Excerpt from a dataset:
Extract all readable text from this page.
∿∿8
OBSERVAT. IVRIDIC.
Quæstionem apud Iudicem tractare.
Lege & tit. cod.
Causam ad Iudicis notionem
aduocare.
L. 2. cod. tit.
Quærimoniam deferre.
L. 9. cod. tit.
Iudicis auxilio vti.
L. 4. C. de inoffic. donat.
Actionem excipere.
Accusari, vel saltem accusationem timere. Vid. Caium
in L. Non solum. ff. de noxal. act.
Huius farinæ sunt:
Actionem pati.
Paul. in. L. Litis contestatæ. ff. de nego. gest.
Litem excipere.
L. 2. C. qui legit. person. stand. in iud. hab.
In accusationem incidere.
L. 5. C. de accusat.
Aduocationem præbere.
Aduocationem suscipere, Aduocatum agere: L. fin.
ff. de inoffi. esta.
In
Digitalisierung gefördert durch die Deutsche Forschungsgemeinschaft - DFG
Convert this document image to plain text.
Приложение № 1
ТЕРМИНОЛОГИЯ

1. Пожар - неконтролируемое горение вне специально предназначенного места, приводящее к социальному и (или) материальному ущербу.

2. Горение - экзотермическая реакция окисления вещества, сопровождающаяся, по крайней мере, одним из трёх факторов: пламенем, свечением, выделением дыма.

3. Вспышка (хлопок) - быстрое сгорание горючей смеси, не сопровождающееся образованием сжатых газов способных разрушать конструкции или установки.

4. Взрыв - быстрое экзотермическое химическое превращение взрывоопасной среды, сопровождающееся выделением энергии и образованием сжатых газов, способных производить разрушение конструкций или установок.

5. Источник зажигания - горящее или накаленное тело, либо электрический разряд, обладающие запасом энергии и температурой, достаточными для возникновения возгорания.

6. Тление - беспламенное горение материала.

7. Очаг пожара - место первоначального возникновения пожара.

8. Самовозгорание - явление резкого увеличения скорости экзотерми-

- _Instructions to follow_: Copy out exactly the lines from the line with "Convert this document image to plain text." to the end of the listing, including both of those lines, and give nothing else.

- _Solution_:
Convert this document image to plain text.
Приложение № 1
ТЕРМИНОЛОГИЯ

1. Пожар - неконтролируемое горение вне специально предназначенного места, приводящее к социальному и (или) материальному ущербу.

2. Горение - экзотермическая реакция окисления вещества, сопровождающаяся, по крайней мере, одним из трёх факторов: пламенем, свечением, выделением дыма.

3. Вспышка (хлопок) - быстрое сгорание горючей смеси, не сопровождающееся образованием сжатых газов способных разрушать конструкции или установки.

4. Взрыв - быстрое экзотермическое химическое превращение взрывоопасной среды, сопровождающееся выделением энергии и образованием сжатых газов, способных производить разрушение конструкций или установок.

5. Источник зажигания - горящее или накаленное тело, либо электрический разряд, обладающие запасом энергии и температурой, достаточными для возникновения возгорания.

6. Тление - беспламенное горение материала.

7. Очаг пожара - место первоначального возникновения пожара.

8. Самовозгорание - явление резкого увеличения скорости экзотерми-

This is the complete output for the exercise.